(What you are asked to do): Records follow. Pull out every line that contains "icon".

[Stored data entries]

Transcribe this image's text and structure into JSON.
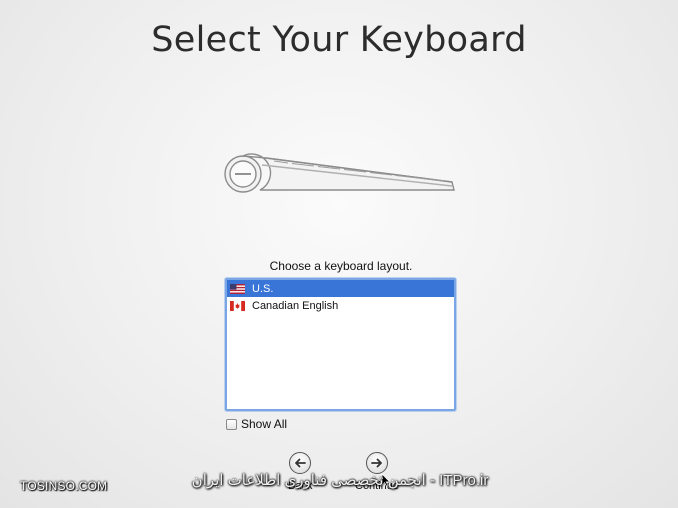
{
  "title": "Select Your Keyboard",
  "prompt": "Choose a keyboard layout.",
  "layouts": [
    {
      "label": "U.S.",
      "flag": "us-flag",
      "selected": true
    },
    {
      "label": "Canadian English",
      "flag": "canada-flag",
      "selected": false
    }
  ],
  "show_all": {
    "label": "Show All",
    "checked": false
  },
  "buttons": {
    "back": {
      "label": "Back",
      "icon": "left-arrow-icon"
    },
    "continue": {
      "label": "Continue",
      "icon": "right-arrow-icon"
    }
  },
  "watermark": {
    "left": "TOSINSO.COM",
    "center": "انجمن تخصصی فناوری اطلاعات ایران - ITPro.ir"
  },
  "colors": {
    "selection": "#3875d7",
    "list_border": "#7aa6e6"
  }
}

...

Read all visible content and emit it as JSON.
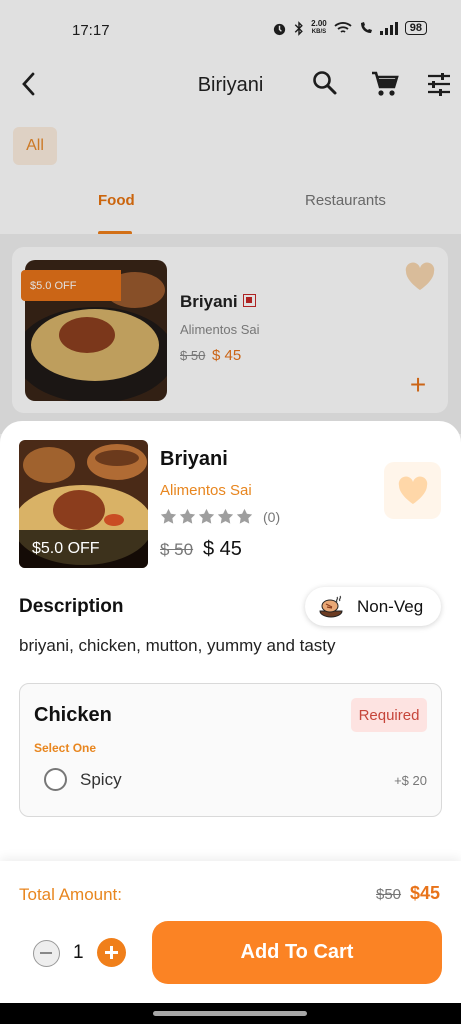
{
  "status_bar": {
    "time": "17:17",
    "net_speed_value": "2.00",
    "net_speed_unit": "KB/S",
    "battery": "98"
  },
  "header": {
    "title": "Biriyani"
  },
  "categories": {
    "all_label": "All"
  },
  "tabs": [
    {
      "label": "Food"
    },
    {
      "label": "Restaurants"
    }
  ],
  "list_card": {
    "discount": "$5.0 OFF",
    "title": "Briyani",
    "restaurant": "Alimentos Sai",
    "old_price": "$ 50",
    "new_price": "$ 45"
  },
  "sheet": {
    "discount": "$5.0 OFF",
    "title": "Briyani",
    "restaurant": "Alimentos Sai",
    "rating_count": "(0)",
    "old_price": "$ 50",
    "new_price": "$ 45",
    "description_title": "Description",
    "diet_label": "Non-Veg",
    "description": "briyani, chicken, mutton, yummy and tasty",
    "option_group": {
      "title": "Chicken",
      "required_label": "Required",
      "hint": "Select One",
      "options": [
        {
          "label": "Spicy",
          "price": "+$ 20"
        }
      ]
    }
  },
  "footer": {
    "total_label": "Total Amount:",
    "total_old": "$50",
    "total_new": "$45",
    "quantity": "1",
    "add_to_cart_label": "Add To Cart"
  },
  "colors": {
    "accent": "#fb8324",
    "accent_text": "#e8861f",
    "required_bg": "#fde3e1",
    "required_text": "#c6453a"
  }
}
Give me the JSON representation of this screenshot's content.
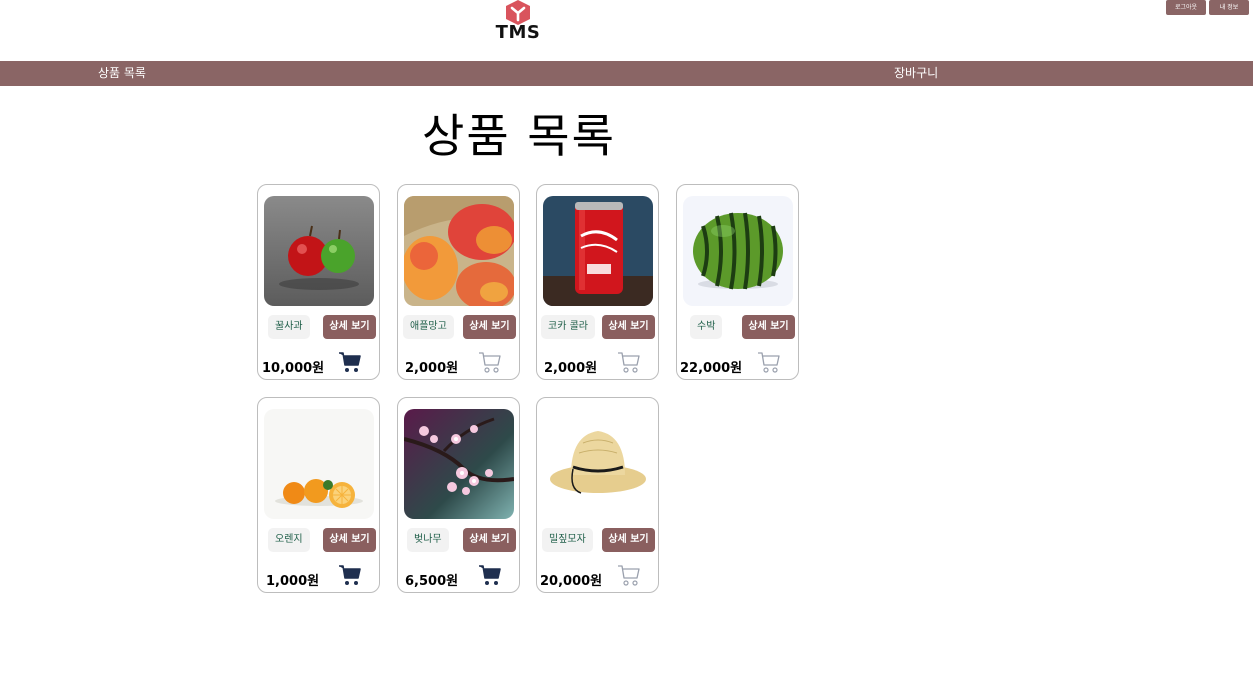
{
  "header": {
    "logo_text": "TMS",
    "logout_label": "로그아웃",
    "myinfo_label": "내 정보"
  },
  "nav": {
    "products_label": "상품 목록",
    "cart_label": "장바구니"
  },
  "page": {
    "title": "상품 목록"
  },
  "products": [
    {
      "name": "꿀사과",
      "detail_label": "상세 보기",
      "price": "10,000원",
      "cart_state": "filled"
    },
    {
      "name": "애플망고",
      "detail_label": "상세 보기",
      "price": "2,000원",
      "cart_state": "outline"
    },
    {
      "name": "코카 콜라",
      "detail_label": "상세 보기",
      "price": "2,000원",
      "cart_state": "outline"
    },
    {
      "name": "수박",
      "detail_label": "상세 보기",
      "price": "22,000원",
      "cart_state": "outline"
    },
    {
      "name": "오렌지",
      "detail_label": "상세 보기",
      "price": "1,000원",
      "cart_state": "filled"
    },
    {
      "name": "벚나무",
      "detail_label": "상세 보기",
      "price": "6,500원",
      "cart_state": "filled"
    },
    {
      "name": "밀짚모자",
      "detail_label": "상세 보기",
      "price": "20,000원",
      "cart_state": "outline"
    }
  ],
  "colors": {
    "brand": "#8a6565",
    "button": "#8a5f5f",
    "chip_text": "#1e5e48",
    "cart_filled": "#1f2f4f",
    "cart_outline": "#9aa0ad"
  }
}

(Worked solution):
      "icon": "left-arrow-icon"
      "icon": "right-arrow-icon"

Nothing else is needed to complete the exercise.